Entries taken from a collection
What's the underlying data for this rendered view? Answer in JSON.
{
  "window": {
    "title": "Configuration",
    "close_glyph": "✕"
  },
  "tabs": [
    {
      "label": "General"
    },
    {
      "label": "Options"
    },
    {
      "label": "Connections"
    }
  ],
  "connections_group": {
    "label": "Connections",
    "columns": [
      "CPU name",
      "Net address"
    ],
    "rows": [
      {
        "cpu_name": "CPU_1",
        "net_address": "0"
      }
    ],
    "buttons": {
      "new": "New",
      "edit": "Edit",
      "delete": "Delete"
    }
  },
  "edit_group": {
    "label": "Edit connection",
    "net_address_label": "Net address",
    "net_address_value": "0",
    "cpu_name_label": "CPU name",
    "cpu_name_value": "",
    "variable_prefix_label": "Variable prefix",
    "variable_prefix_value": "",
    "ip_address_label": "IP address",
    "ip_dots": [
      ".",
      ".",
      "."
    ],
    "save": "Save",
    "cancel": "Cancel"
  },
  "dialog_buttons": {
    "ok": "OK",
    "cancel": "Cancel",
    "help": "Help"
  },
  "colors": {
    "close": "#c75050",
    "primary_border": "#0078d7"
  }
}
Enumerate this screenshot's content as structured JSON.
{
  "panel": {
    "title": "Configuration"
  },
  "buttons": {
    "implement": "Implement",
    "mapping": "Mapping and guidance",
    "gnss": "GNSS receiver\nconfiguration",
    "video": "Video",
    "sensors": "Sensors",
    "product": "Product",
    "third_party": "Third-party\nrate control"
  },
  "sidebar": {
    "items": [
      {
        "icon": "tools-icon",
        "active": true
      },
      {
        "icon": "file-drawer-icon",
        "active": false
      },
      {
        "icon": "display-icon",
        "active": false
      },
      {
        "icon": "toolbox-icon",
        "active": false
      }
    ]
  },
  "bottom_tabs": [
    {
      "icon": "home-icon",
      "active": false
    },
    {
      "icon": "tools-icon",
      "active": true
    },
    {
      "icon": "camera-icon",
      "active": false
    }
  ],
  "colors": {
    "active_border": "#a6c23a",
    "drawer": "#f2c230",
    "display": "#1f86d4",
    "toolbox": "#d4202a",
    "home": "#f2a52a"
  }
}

Task statement: In the records above, find each line that holds the word "title"; copy all such lines.

Reply to the task:
    "title": "Configuration",
    "title": "Configuration"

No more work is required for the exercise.